» TASK DIRECTIONS
Quote exactly the lines from the one with "Output a JSON" to the end of the data, both included; omit the pictures.

» EXTRACTED RECORDS
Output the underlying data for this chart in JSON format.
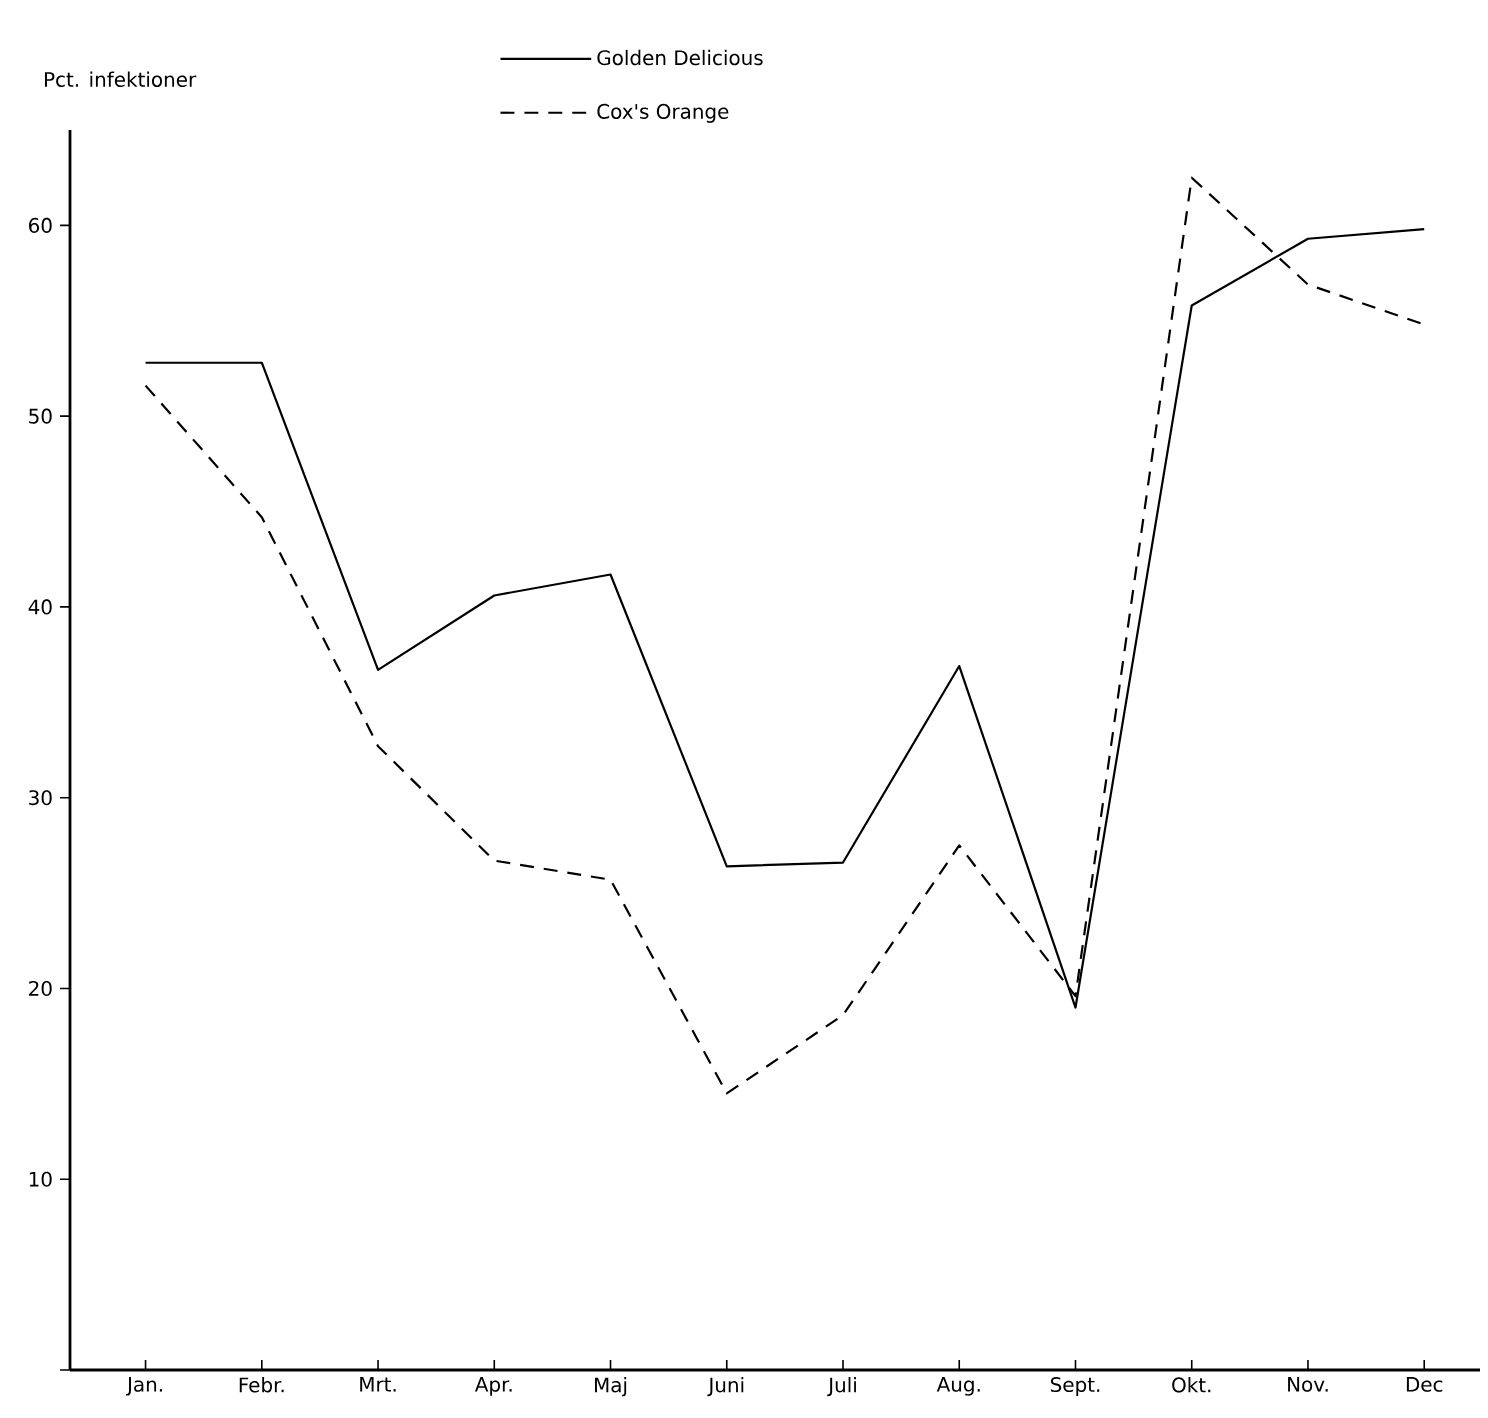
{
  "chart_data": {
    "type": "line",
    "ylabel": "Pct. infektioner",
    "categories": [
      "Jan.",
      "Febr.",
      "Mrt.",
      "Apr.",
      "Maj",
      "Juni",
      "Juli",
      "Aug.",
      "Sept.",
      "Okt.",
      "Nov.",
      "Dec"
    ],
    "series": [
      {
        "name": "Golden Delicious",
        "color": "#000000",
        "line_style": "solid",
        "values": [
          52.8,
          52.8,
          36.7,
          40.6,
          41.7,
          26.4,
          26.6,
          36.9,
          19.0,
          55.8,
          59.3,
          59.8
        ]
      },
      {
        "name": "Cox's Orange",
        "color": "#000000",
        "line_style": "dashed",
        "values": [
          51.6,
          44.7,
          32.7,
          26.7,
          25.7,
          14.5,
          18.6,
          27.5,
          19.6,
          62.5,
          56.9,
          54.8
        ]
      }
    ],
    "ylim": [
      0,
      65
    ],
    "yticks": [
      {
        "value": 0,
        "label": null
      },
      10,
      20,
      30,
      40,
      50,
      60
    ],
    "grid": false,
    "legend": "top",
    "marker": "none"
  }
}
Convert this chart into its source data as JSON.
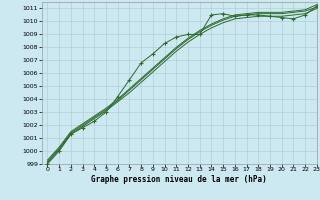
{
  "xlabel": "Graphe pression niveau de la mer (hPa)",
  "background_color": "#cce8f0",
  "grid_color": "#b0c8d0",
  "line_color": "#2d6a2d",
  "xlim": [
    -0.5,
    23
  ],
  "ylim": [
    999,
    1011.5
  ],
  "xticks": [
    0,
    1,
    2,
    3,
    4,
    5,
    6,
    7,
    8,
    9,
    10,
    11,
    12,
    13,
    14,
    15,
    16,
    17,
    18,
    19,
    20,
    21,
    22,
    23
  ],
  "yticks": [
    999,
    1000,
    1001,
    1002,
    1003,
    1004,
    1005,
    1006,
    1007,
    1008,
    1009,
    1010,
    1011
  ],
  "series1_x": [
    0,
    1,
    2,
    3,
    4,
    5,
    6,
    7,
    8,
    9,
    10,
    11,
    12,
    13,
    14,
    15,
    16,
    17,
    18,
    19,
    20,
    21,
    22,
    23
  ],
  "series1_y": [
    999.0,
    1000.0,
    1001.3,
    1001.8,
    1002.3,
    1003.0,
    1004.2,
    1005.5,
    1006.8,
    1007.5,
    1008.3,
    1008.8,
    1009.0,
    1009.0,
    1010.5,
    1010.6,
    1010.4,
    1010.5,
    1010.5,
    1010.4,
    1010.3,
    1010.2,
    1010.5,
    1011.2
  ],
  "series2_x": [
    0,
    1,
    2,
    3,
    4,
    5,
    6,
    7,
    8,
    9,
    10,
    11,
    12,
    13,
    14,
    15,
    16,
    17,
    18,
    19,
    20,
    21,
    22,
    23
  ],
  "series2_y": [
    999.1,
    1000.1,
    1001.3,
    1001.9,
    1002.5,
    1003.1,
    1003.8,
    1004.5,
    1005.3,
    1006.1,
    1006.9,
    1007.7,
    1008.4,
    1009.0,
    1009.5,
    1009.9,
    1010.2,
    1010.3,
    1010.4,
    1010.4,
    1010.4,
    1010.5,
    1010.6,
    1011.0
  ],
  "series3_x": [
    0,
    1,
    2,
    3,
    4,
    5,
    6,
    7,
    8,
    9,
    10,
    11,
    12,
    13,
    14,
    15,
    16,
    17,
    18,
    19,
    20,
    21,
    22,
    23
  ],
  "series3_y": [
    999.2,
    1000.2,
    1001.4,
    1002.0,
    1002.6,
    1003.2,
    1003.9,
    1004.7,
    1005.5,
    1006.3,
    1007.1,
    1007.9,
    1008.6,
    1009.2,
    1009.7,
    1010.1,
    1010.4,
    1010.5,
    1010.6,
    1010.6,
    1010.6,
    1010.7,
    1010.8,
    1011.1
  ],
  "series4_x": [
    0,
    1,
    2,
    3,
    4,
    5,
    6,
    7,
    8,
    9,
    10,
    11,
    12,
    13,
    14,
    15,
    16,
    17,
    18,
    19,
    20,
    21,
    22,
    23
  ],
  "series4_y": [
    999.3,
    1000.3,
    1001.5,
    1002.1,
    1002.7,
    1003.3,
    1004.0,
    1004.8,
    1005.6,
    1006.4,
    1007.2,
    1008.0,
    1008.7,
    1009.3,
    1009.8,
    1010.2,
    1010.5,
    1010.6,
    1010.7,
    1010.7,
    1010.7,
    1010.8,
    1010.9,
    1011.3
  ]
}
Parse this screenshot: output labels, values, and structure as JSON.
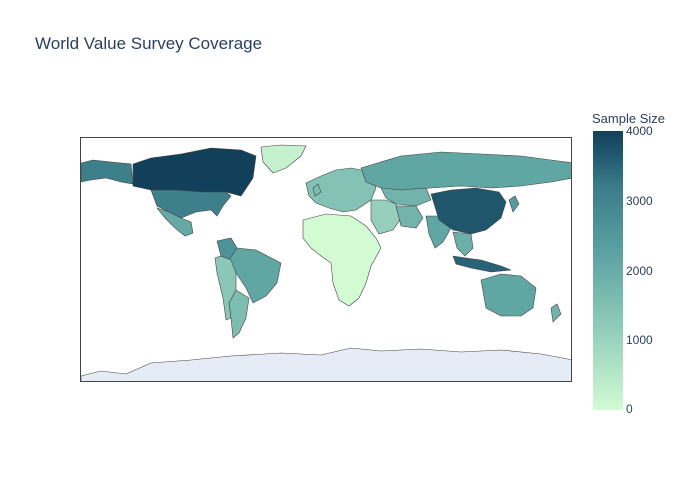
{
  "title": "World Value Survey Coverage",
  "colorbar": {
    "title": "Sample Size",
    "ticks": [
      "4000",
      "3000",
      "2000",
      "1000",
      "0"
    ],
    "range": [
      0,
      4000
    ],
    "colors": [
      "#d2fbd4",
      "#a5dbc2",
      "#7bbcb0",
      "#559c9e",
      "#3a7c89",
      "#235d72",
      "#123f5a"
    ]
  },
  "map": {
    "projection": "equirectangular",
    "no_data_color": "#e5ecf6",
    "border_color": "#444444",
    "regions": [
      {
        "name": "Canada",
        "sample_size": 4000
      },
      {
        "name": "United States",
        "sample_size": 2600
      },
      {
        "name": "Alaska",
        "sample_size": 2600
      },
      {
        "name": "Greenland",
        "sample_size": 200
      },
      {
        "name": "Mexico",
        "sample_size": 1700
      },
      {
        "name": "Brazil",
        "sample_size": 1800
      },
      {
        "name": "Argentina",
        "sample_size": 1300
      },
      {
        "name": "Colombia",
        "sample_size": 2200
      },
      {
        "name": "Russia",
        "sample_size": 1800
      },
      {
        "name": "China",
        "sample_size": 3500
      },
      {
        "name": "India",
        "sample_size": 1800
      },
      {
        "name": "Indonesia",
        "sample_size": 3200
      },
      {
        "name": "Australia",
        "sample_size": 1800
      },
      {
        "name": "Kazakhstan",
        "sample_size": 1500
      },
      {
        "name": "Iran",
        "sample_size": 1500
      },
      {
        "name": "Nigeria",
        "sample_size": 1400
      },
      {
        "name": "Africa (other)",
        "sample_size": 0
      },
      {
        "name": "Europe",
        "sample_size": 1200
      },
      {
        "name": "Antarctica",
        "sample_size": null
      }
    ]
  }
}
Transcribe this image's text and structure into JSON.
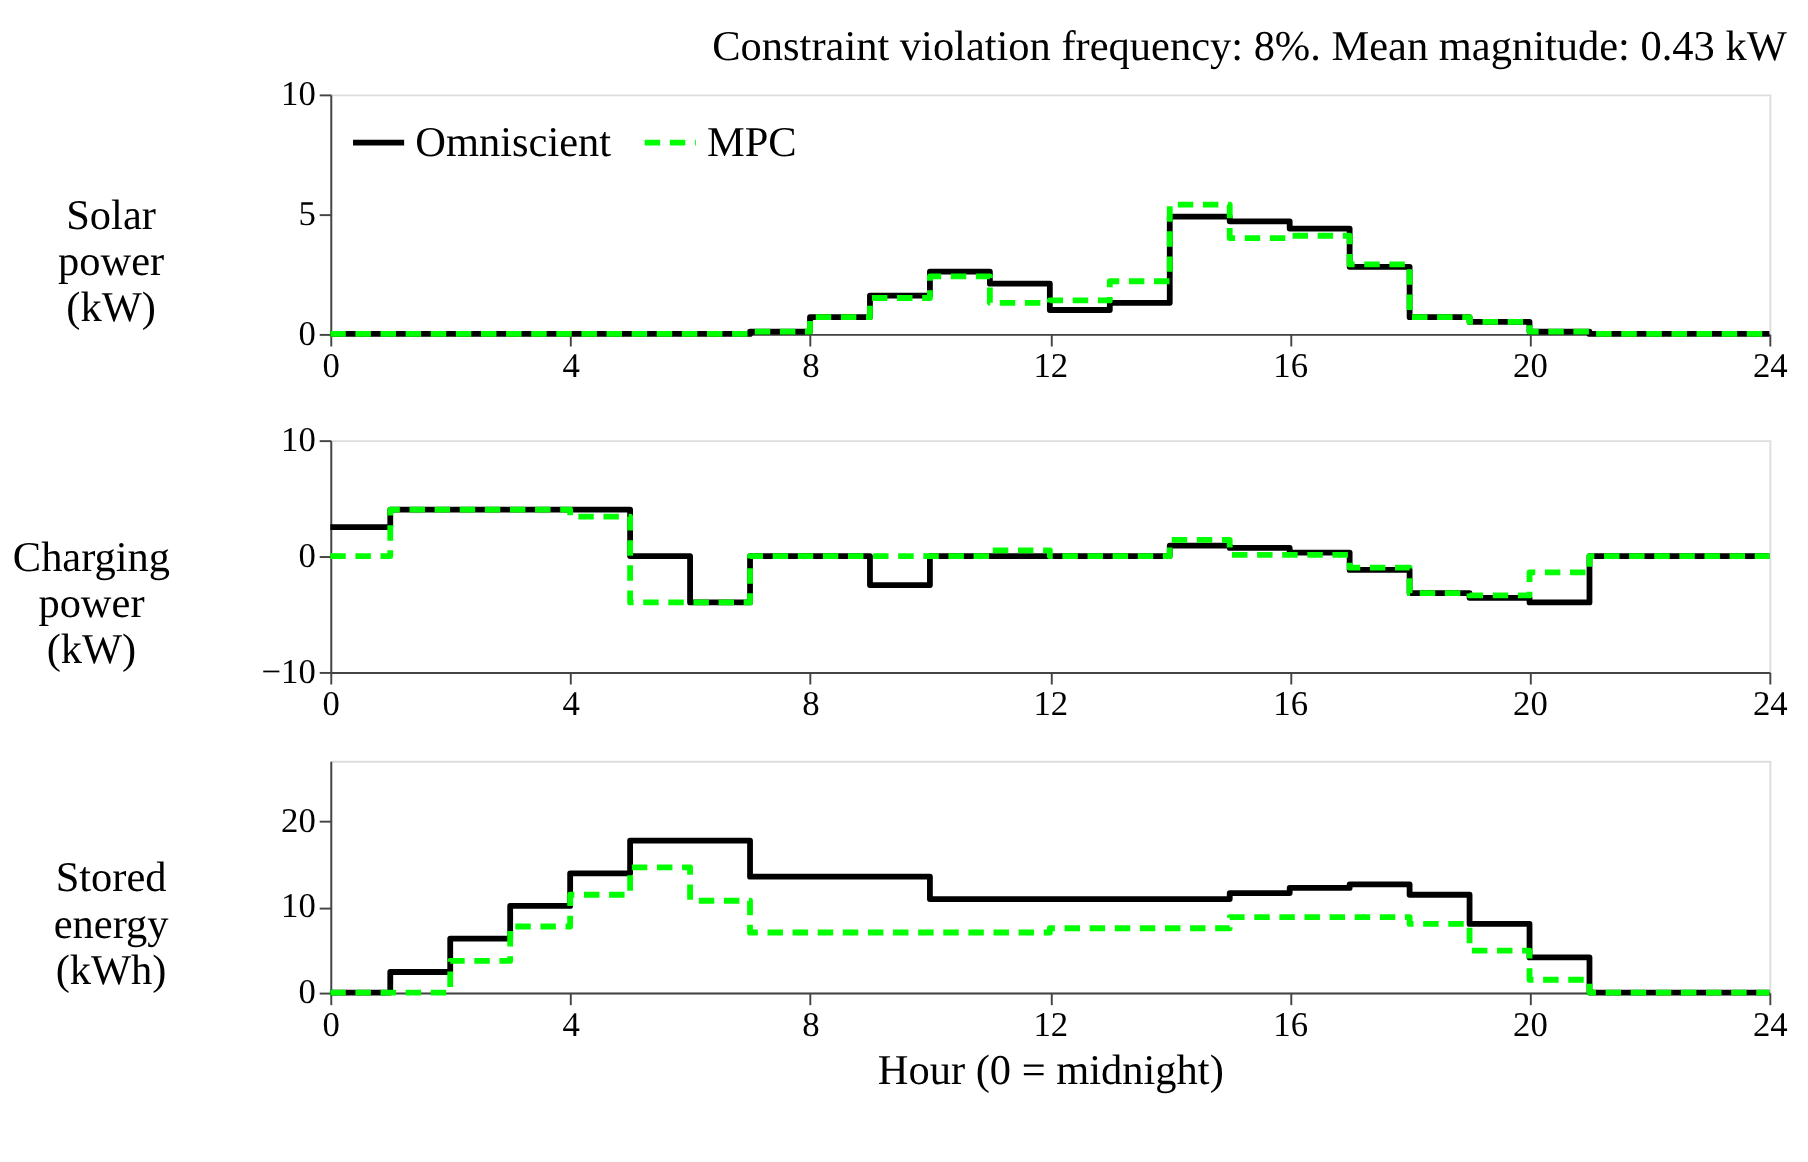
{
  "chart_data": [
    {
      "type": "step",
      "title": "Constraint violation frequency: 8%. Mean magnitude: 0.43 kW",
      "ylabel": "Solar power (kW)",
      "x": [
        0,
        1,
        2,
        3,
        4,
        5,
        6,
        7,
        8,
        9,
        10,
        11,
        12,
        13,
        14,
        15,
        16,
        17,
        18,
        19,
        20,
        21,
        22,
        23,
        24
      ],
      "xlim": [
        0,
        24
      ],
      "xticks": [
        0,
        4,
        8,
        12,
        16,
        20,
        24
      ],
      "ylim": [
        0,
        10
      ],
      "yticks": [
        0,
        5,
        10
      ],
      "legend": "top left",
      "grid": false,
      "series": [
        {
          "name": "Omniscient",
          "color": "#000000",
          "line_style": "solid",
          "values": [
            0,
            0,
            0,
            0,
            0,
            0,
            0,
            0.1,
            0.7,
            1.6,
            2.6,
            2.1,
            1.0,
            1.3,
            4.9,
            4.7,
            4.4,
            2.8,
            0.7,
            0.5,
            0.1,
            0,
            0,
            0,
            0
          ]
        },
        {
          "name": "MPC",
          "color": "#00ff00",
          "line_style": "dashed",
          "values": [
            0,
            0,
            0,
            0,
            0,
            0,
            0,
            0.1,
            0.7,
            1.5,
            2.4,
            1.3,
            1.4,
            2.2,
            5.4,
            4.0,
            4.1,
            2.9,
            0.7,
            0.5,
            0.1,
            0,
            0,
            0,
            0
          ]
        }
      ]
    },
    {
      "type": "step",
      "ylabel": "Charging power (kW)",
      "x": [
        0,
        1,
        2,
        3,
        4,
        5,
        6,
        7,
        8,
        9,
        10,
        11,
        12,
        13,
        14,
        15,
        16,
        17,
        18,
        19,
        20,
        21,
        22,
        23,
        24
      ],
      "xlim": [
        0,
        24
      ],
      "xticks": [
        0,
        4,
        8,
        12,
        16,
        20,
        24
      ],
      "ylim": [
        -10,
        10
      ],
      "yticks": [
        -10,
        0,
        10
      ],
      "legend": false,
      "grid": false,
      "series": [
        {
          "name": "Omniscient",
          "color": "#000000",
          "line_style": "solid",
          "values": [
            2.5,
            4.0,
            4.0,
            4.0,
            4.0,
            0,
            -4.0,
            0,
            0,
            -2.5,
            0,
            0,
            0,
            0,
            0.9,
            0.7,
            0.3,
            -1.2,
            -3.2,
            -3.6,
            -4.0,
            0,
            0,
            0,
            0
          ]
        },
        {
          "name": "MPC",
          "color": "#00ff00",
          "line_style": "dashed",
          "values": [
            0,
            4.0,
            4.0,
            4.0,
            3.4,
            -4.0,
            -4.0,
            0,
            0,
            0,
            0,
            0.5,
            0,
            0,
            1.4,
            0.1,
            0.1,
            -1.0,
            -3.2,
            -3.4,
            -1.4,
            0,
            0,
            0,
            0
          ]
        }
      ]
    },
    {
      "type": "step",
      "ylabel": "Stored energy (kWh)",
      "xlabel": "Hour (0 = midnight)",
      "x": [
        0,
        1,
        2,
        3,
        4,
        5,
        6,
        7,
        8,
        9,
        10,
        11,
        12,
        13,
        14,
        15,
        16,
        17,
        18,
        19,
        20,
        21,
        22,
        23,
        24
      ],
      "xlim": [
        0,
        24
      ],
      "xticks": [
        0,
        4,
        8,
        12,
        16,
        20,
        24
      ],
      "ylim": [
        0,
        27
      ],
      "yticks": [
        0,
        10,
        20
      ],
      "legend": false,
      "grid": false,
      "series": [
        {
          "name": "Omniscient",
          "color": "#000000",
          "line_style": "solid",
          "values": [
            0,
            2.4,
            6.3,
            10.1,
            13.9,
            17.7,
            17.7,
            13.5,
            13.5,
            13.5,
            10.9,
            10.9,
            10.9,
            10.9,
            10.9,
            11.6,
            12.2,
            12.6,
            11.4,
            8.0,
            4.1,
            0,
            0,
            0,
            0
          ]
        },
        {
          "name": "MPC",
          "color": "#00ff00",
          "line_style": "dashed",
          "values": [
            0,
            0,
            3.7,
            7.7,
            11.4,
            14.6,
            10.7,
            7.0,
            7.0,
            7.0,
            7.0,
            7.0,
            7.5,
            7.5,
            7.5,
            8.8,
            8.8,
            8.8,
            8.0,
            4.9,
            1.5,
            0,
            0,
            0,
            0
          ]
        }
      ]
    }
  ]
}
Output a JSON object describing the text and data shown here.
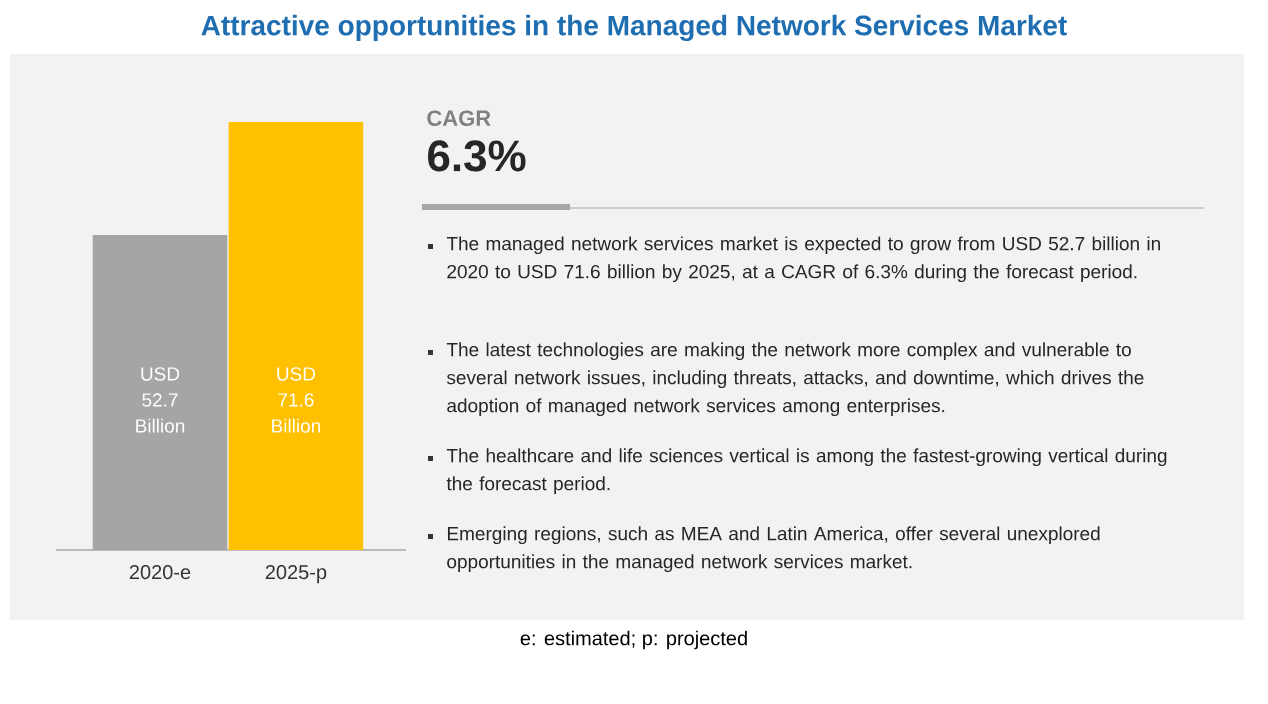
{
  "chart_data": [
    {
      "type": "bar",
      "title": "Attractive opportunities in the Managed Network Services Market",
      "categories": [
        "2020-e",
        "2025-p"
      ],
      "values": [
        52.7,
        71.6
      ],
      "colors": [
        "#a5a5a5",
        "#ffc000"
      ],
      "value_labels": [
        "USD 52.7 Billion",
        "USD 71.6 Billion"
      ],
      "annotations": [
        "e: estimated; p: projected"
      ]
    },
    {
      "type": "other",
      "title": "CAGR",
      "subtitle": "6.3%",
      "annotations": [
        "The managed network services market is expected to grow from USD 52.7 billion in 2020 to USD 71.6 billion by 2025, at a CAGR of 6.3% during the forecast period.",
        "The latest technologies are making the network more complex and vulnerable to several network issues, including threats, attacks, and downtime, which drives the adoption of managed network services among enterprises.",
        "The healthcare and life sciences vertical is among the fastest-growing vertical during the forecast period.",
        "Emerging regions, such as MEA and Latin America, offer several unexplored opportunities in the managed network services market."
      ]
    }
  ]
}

» TASK SOLUTION
Output a JSON object describing the text and data shown here.
{
  "chart_data": [
    {
      "type": "bar",
      "title": "Attractive opportunities in the Managed Network Services Market",
      "categories": [
        "2020-e",
        "2025-p"
      ],
      "values": [
        52.7,
        71.6
      ],
      "colors": [
        "#a5a5a5",
        "#ffc000"
      ],
      "value_labels": [
        "USD 52.7 Billion",
        "USD 71.6 Billion"
      ],
      "annotations": [
        "e: estimated; p: projected"
      ]
    },
    {
      "type": "other",
      "title": "CAGR",
      "subtitle": "6.3%",
      "annotations": [
        "The managed network services market is expected to grow from USD 52.7 billion in 2020 to USD 71.6 billion by 2025, at a CAGR of 6.3% during the forecast period.",
        "The latest technologies are making the network more complex and vulnerable to several network issues, including threats, attacks, and downtime, which drives the adoption of managed network services among enterprises.",
        "The healthcare and life sciences vertical is among the fastest-growing vertical during the forecast period.",
        "Emerging regions, such as MEA and Latin America, offer several unexplored opportunities in the managed network services market."
      ]
    }
  ]
}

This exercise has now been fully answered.